» **What this task involves**
Write out every row below verbatim, keeping each line as it appears.

── Data for this exercise

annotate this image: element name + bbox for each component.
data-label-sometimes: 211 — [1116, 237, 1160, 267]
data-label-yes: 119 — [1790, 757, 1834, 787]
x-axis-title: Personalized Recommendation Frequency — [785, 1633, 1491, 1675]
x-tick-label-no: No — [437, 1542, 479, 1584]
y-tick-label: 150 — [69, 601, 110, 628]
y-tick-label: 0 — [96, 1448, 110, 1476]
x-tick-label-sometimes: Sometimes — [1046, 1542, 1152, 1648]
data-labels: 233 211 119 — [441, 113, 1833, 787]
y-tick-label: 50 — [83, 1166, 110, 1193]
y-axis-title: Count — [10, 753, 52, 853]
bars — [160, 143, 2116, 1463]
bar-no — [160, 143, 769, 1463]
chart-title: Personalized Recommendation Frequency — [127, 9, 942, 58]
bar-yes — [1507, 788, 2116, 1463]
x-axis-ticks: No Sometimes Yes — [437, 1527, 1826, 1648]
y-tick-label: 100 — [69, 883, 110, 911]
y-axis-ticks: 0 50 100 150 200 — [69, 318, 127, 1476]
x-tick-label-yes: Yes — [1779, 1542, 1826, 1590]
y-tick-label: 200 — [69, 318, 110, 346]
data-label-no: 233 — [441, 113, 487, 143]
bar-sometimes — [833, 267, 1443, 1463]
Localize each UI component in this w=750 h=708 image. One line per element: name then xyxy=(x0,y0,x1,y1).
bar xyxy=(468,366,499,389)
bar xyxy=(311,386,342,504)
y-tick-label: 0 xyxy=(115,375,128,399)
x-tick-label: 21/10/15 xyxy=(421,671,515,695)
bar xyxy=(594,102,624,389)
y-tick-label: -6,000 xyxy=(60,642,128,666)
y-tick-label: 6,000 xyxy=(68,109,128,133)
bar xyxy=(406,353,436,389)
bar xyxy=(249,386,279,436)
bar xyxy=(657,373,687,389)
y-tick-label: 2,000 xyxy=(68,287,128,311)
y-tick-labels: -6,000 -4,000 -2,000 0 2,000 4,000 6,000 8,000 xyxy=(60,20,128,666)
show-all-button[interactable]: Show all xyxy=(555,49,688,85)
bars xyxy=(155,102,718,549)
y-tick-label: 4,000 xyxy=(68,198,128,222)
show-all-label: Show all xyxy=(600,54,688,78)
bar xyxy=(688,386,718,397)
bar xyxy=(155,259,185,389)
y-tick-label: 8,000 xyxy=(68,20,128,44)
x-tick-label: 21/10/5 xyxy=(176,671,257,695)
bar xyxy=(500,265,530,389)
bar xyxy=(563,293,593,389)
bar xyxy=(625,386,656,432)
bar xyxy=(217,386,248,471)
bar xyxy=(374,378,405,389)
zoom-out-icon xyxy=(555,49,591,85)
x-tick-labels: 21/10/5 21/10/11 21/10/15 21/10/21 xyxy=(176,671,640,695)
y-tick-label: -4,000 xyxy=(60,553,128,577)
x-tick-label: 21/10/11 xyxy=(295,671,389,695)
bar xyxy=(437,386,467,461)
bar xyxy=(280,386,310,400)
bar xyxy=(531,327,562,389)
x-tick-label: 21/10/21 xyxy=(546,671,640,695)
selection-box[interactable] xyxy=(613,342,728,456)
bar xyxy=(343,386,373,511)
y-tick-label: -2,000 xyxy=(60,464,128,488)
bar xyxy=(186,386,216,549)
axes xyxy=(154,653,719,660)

────

» **Correct result**
annotate this image: element name + bbox for each component.
data-label-sometimes: 211 — [1116, 237, 1160, 267]
data-label-yes: 119 — [1790, 757, 1834, 787]
x-axis-title: Personalized Recommendation Frequency — [785, 1633, 1491, 1675]
x-tick-label-no: No — [437, 1542, 479, 1584]
y-tick-label: 150 — [69, 601, 110, 628]
y-tick-label: 0 — [96, 1448, 110, 1476]
x-tick-label-sometimes: Sometimes — [1046, 1542, 1152, 1648]
data-labels: 233 211 119 — [441, 113, 1833, 787]
y-tick-label: 50 — [83, 1166, 110, 1193]
y-axis-title: Count — [10, 753, 52, 853]
bars — [160, 143, 2116, 1463]
bar-no — [160, 143, 769, 1463]
chart-title: Personalized Recommendation Frequency — [127, 9, 942, 58]
bar-yes — [1507, 788, 2116, 1463]
x-axis-ticks: No Sometimes Yes — [437, 1527, 1826, 1648]
y-tick-label: 100 — [69, 883, 110, 911]
y-axis-ticks: 0 50 100 150 200 — [69, 318, 127, 1476]
x-tick-label-yes: Yes — [1779, 1542, 1826, 1590]
y-tick-label: 200 — [69, 318, 110, 346]
data-label-no: 233 — [441, 113, 487, 143]
bar-sometimes — [833, 267, 1443, 1463]
Localize each UI component in this w=750 h=708 image. One line per element: name then xyxy=(x0,y0,x1,y1).
bar xyxy=(468,366,499,389)
bar xyxy=(311,386,342,504)
y-tick-label: 0 xyxy=(115,375,128,399)
x-tick-label: 21/10/15 xyxy=(421,671,515,695)
bar xyxy=(594,102,624,389)
y-tick-label: -6,000 xyxy=(60,642,128,666)
y-tick-label: 6,000 xyxy=(68,109,128,133)
bar xyxy=(406,353,436,389)
bar xyxy=(249,386,279,436)
bar xyxy=(657,373,687,389)
y-tick-label: 2,000 xyxy=(68,287,128,311)
y-tick-labels: -6,000 -4,000 -2,000 0 2,000 4,000 6,000 8,000 xyxy=(60,20,128,666)
show-all-button[interactable]: Show all xyxy=(555,49,688,85)
bars xyxy=(155,102,718,549)
y-tick-label: 4,000 xyxy=(68,198,128,222)
show-all-label: Show all xyxy=(600,54,688,78)
bar xyxy=(688,386,718,397)
bar xyxy=(155,259,185,389)
y-tick-label: 8,000 xyxy=(68,20,128,44)
x-tick-label: 21/10/5 xyxy=(176,671,257,695)
bar xyxy=(500,265,530,389)
bar xyxy=(563,293,593,389)
bar xyxy=(625,386,656,432)
bar xyxy=(217,386,248,471)
bar xyxy=(374,378,405,389)
zoom-out-icon xyxy=(555,49,591,85)
x-tick-labels: 21/10/5 21/10/11 21/10/15 21/10/21 xyxy=(176,671,640,695)
y-tick-label: -4,000 xyxy=(60,553,128,577)
x-tick-label: 21/10/11 xyxy=(295,671,389,695)
bar xyxy=(437,386,467,461)
bar xyxy=(280,386,310,400)
bar xyxy=(531,327,562,389)
x-tick-label: 21/10/21 xyxy=(546,671,640,695)
selection-box[interactable] xyxy=(613,342,728,456)
bar xyxy=(343,386,373,511)
y-tick-label: -2,000 xyxy=(60,464,128,488)
bar xyxy=(186,386,216,549)
axes xyxy=(154,653,719,660)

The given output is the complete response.